━━ DATASET

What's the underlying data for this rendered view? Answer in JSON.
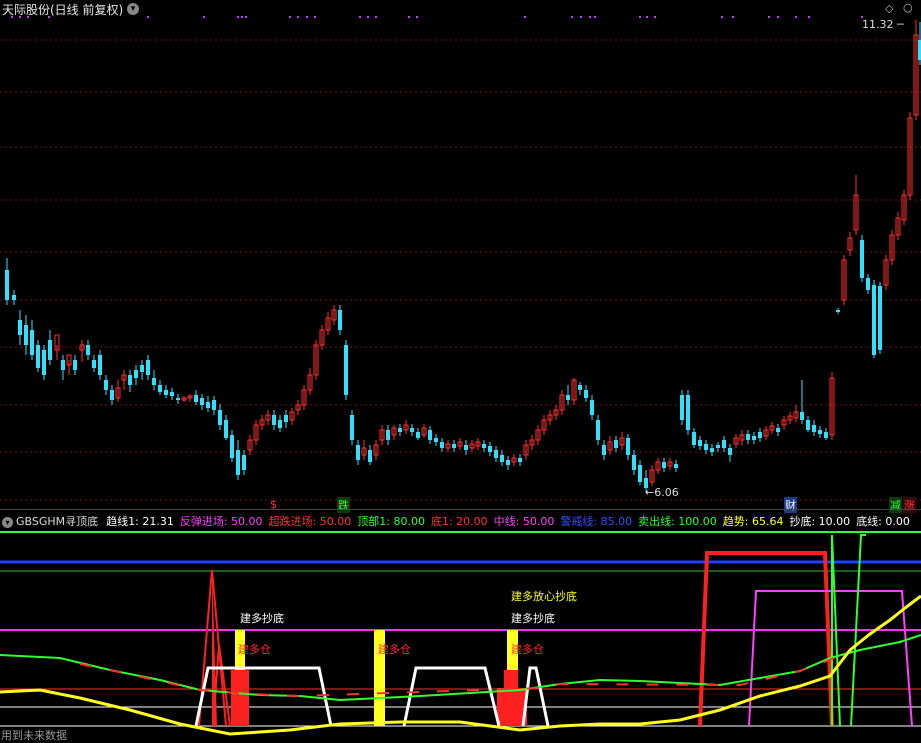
{
  "header": {
    "title": "天际股份(日线 前复权)",
    "dropdown_icon": "chevron-down-icon",
    "diamond_icon": "diamond-icon"
  },
  "main": {
    "price_high_label": "11.32",
    "price_low_label": "6.06",
    "markers": [
      {
        "text": "$",
        "color": "#ff3030"
      },
      {
        "text": "跌",
        "color": "#30ff30",
        "bg": "#0a3a0a"
      },
      {
        "text": "财",
        "color": "#ffffff",
        "bg": "#1a3a8a"
      },
      {
        "text": "减",
        "color": "#30ff30",
        "bg": "#0a3a0a"
      },
      {
        "text": "涨",
        "color": "#ff3030",
        "bg": "#3a0a0a"
      }
    ]
  },
  "indicator": {
    "name": "GBSGHM寻顶底",
    "values": [
      {
        "text": "趋线1: 21.31",
        "color": "#ffffff"
      },
      {
        "text": "反弹进场: 50.00",
        "color": "#ff40ff"
      },
      {
        "text": "超跌进场: 50.00",
        "color": "#ff3030"
      },
      {
        "text": "顶部1: 80.00",
        "color": "#30ff30"
      },
      {
        "text": "底1: 20.00",
        "color": "#ff3030"
      },
      {
        "text": "中线: 50.00",
        "color": "#ff40ff"
      },
      {
        "text": "警戒线: 85.00",
        "color": "#3050ff"
      },
      {
        "text": "卖出线: 100.00",
        "color": "#30ff30"
      },
      {
        "text": "趋势: 65.64",
        "color": "#ffff30"
      },
      {
        "text": "抄底: 10.00",
        "color": "#ffffff"
      },
      {
        "text": "底线: 0.00",
        "color": "#ffffff"
      }
    ],
    "annotations": {
      "build_bottom": "建多抄底",
      "build_position": "建多仓",
      "build_relax_bottom": "建多放心抄底"
    },
    "footer": "用到未来数据"
  },
  "colors": {
    "up": "#ff3030",
    "down": "#30e0ff",
    "grid": "#7a1010"
  }
}
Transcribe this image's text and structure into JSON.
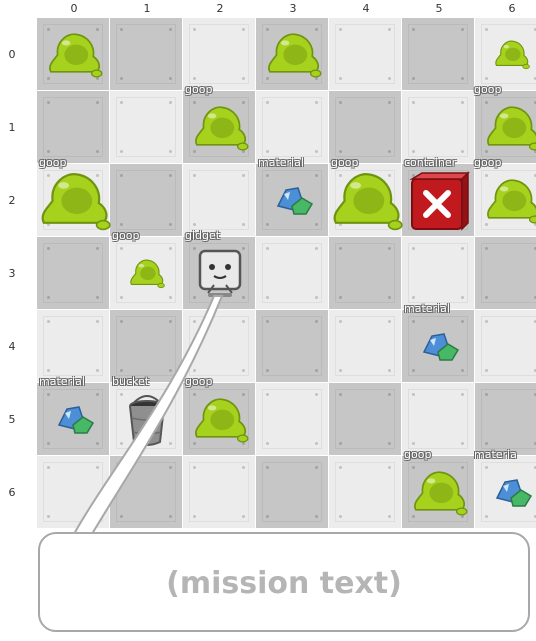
{
  "grid": {
    "columns": [
      "0",
      "1",
      "2",
      "3",
      "4",
      "5",
      "6"
    ],
    "rows": [
      "0",
      "1",
      "2",
      "3",
      "4",
      "5",
      "6"
    ],
    "shades": [
      [
        "dark",
        "dark",
        "light",
        "dark",
        "light",
        "dark",
        "light"
      ],
      [
        "dark",
        "light",
        "dark",
        "light",
        "dark",
        "light",
        "dark"
      ],
      [
        "light",
        "dark",
        "light",
        "dark",
        "light",
        "dark",
        "light"
      ],
      [
        "dark",
        "light",
        "dark",
        "light",
        "dark",
        "light",
        "dark"
      ],
      [
        "light",
        "dark",
        "light",
        "dark",
        "light",
        "dark",
        "light"
      ],
      [
        "dark",
        "light",
        "dark",
        "light",
        "dark",
        "light",
        "dark"
      ],
      [
        "light",
        "dark",
        "light",
        "dark",
        "light",
        "dark",
        "light"
      ]
    ]
  },
  "items": [
    {
      "type": "goop",
      "icon": "goop-blob-icon",
      "row": 0,
      "col": 0,
      "size": "big"
    },
    {
      "type": "goop",
      "icon": "goop-blob-icon",
      "row": 0,
      "col": 3,
      "size": "big"
    },
    {
      "type": "goop",
      "icon": "goop-blob-icon",
      "row": 0,
      "col": 6,
      "size": "small"
    },
    {
      "type": "goop",
      "icon": "goop-blob-icon",
      "row": 1,
      "col": 2,
      "size": "big"
    },
    {
      "type": "goop",
      "icon": "goop-blob-icon",
      "row": 1,
      "col": 6,
      "size": "big"
    },
    {
      "type": "goop",
      "icon": "goop-blob-icon",
      "row": 2,
      "col": 0,
      "size": "huge"
    },
    {
      "type": "material",
      "icon": "crystal-icon",
      "row": 2,
      "col": 3,
      "size": "small"
    },
    {
      "type": "goop",
      "icon": "goop-blob-icon",
      "row": 2,
      "col": 4,
      "size": "huge"
    },
    {
      "type": "container",
      "icon": "red-crate-x-icon",
      "row": 2,
      "col": 5,
      "size": "big"
    },
    {
      "type": "goop",
      "icon": "goop-blob-icon",
      "row": 2,
      "col": 6,
      "size": "big"
    },
    {
      "type": "goop",
      "icon": "goop-blob-icon",
      "row": 3,
      "col": 1,
      "size": "small"
    },
    {
      "type": "gidget",
      "icon": "gidget-robot-icon",
      "row": 3,
      "col": 2,
      "size": "big"
    },
    {
      "type": "material",
      "icon": "crystal-icon",
      "row": 4,
      "col": 5,
      "size": "small"
    },
    {
      "type": "material",
      "icon": "crystal-icon",
      "row": 5,
      "col": 0,
      "size": "small"
    },
    {
      "type": "bucket",
      "icon": "bucket-icon",
      "row": 5,
      "col": 1,
      "size": "big"
    },
    {
      "type": "goop",
      "icon": "goop-blob-icon",
      "row": 5,
      "col": 2,
      "size": "big"
    },
    {
      "type": "goop",
      "icon": "goop-blob-icon",
      "row": 6,
      "col": 5,
      "size": "big"
    },
    {
      "type": "material",
      "icon": "crystal-icon",
      "row": 6,
      "col": 6,
      "size": "small"
    }
  ],
  "labels": [
    {
      "text": "goop",
      "row": 1,
      "col": 2,
      "anchor": "top-left"
    },
    {
      "text": "goop",
      "row": 1,
      "col": 6,
      "anchor": "top-right"
    },
    {
      "text": "material",
      "row": 2,
      "col": 3,
      "anchor": "top-left"
    },
    {
      "text": "goop",
      "row": 2,
      "col": 4,
      "anchor": "top-left"
    },
    {
      "text": "container",
      "row": 2,
      "col": 5,
      "anchor": "top-left"
    },
    {
      "text": "goop",
      "row": 2,
      "col": 6,
      "anchor": "top-left"
    },
    {
      "text": "goop",
      "row": 2,
      "col": 0,
      "anchor": "top-left"
    },
    {
      "text": "goop",
      "row": 3,
      "col": 1,
      "anchor": "top-left"
    },
    {
      "text": "gidget",
      "row": 3,
      "col": 2,
      "anchor": "top-left"
    },
    {
      "text": "material",
      "row": 4,
      "col": 5,
      "anchor": "top-left"
    },
    {
      "text": "material",
      "row": 5,
      "col": 0,
      "anchor": "top-left"
    },
    {
      "text": "bucket",
      "row": 5,
      "col": 1,
      "anchor": "top-left"
    },
    {
      "text": "goop",
      "row": 5,
      "col": 2,
      "anchor": "top-left"
    },
    {
      "text": "goop",
      "row": 6,
      "col": 5,
      "anchor": "top-left"
    },
    {
      "text": "materia",
      "row": 6,
      "col": 6,
      "anchor": "top-left"
    }
  ],
  "mission_text": "(mission text)",
  "colors": {
    "goop": "#a6d11d",
    "goop_dark": "#6f9410",
    "crate": "#c0191e",
    "crystal_blue": "#4d8fd6",
    "crystal_green": "#46b866",
    "robot_body": "#e9e9e9",
    "bucket": "#8f8f8f"
  }
}
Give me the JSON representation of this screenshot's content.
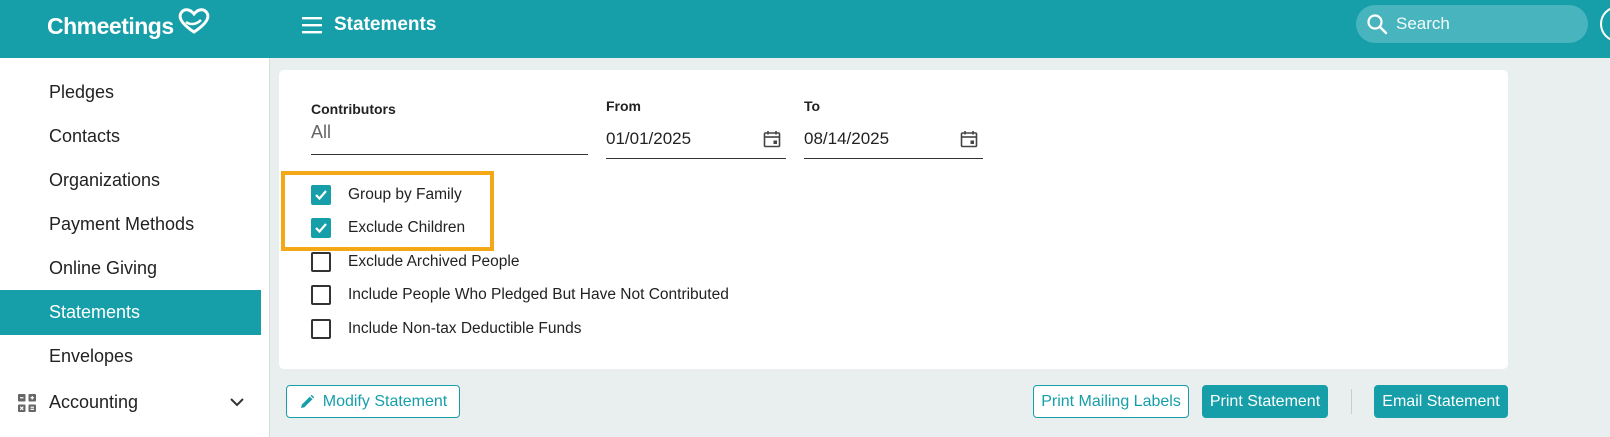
{
  "header": {
    "logo_text": "Chmeetings",
    "page_title": "Statements",
    "search_placeholder": "Search",
    "color": "#169ea9"
  },
  "sidebar": {
    "items": [
      {
        "label": "Pledges",
        "active": false
      },
      {
        "label": "Contacts",
        "active": false
      },
      {
        "label": "Organizations",
        "active": false
      },
      {
        "label": "Payment Methods",
        "active": false
      },
      {
        "label": "Online Giving",
        "active": false
      },
      {
        "label": "Statements",
        "active": true
      },
      {
        "label": "Envelopes",
        "active": false
      }
    ],
    "accounting_label": "Accounting"
  },
  "form": {
    "contributors": {
      "label": "Contributors",
      "value": "All"
    },
    "from": {
      "label": "From",
      "value": "01/01/2025"
    },
    "to": {
      "label": "To",
      "value": "08/14/2025"
    },
    "options": [
      {
        "label": "Group by Family",
        "checked": true
      },
      {
        "label": "Exclude Children",
        "checked": true
      },
      {
        "label": "Exclude Archived People",
        "checked": false
      },
      {
        "label": "Include People Who Pledged But Have Not Contributed",
        "checked": false
      },
      {
        "label": "Include Non-tax Deductible Funds",
        "checked": false
      }
    ]
  },
  "actions": {
    "modify": "Modify Statement",
    "print_labels": "Print Mailing Labels",
    "print_statement": "Print Statement",
    "email_statement": "Email Statement"
  }
}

━━━━

GIVEN EXERCISE:
Find all lines where the word "bucket" appears. Copy them.

SOLUTION FOR THIS EXERCISE:
      "type": "bucket",
      "icon": "bucket-icon",
      "text": "bucket",
    "bucket": "#8f8f8f"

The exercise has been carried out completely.